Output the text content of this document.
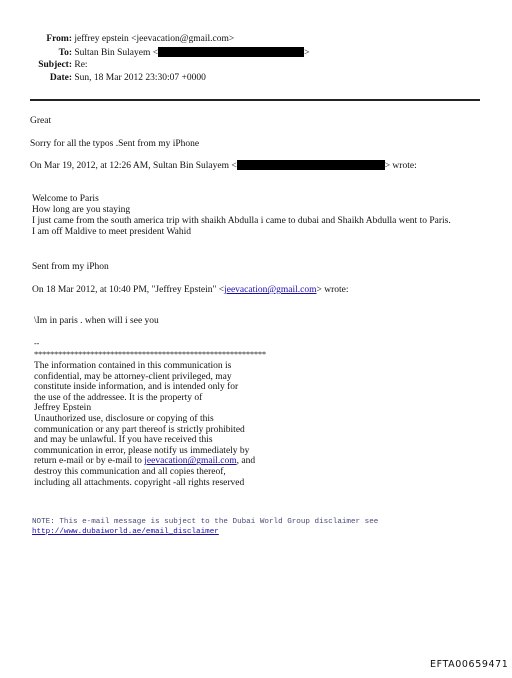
From: jeffrey epstein <jeevacation@gmail.com>
To: Sultan Bin Sulayem <	>
Subject: Re:
Date: Sun, 18 Mar 2012 23:30:07 +0000
Great
Sorry for all the typos .Sent from my iPhone
On Mar 19, 2012, at 12:26 AM, Sultan Bin Sulayem <	> wrote:
Welcome to Paris
How long are you staying
I just came from the south america trip with shaikh Abdulla i came to dubai and Shaikh Abdulla went to Paris.
I am off Maldive to meet president Wahid
Sent from my iPhon
On 18 Mar 2012, at 10:40 PM, "Jeffrey Epstein" <jeevacation@gmail.com> wrote:
\Im in paris . when will i see you
--
**********************************************************
The information contained in this communication is
confidential, may be attorney-client privileged, may
constitute inside information, and is intended only for
the use of the addressee. It is the property of
Jeffrey Epstein
Unauthorized use, disclosure or copying of this
communication or any part thereof is strictly prohibited
and may be unlawful. If you have received this
communication in error, please notify us immediately by
return e-mail or by e-mail to jeevacation@gmail.com, and
destroy this communication and all copies thereof,
including all attachments. copyright -all rights reserved
NOTE: This e-mail message is subject to the Dubai World Group disclaimer see
http://www.dubaiworld.ae/email_disclaimer
EFTA00659471
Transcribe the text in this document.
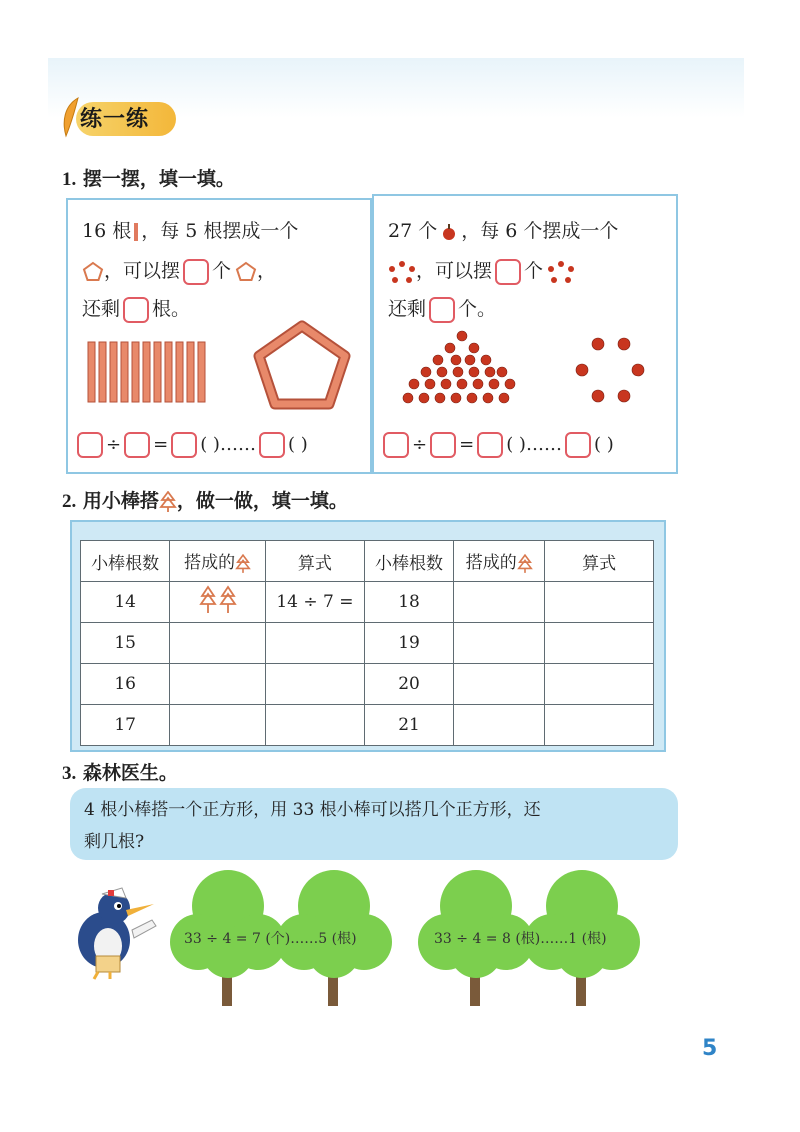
练一练
1. 摆一摆，填一填。
16 根 ，每 5 根摆成一个
，可以摆 个 ，
还剩 根。
÷ = ( )…… ( )
27 个 ，每 6 个摆成一个
，可以摆 个
还剩 个。
÷ = ( )…… ( )
2. 用小棒搭 ，做一做，填一填。
小棒根数	搭成的	算式	小棒根数	搭成的	算式
14		14 ÷ 7 =	18		
15			19		
16			20		
17			21		
3. 森林医生。
4 根小棒搭一个正方形，用 33 根小棒可以搭几个正方形，还
剩几根?
33 ÷ 4 = 7 (个)……5 (根)	33 ÷ 4 = 8 (根)……1 (根)
5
^^^^^^^^
Goal: Exclude all images and restate the records above word for word.

Result of the exercise:
Output the text content of this document.
From: jeffrey epstein <jeevacation@gmail.com>
To: Sultan Bin Sulayem <	>
Subject: Re:
Date: Sun, 18 Mar 2012 23:30:07 +0000
Great
Sorry for all the typos .Sent from my iPhone
On Mar 19, 2012, at 12:26 AM, Sultan Bin Sulayem <	> wrote:
Welcome to Paris
How long are you staying
I just came from the south america trip with shaikh Abdulla i came to dubai and Shaikh Abdulla went to Paris.
I am off Maldive to meet president Wahid
Sent from my iPhon
On 18 Mar 2012, at 10:40 PM, "Jeffrey Epstein" <jeevacation@gmail.com> wrote:
\Im in paris . when will i see you
--
**********************************************************
The information contained in this communication is
confidential, may be attorney-client privileged, may
constitute inside information, and is intended only for
the use of the addressee. It is the property of
Jeffrey Epstein
Unauthorized use, disclosure or copying of this
communication or any part thereof is strictly prohibited
and may be unlawful. If you have received this
communication in error, please notify us immediately by
return e-mail or by e-mail to jeevacation@gmail.com, and
destroy this communication and all copies thereof,
including all attachments. copyright -all rights reserved
NOTE: This e-mail message is subject to the Dubai World Group disclaimer see
http://www.dubaiworld.ae/email_disclaimer
EFTA00659471
Transcribe the text in this document.
练一练
1. 摆一摆，填一填。
16 根 ，每 5 根摆成一个
，可以摆 个 ，
还剩 根。
÷ = ( )…… ( )
27 个 ，每 6 个摆成一个
，可以摆 个
还剩 个。
÷ = ( )…… ( )
2. 用小棒搭 ，做一做，填一填。
小棒根数	搭成的	算式	小棒根数	搭成的	算式
14		14 ÷ 7 =	18		
15			19		
16			20		
17			21		
3. 森林医生。
4 根小棒搭一个正方形，用 33 根小棒可以搭几个正方形，还
剩几根?
33 ÷ 4 = 7 (个)……5 (根)	33 ÷ 4 = 8 (根)……1 (根)
5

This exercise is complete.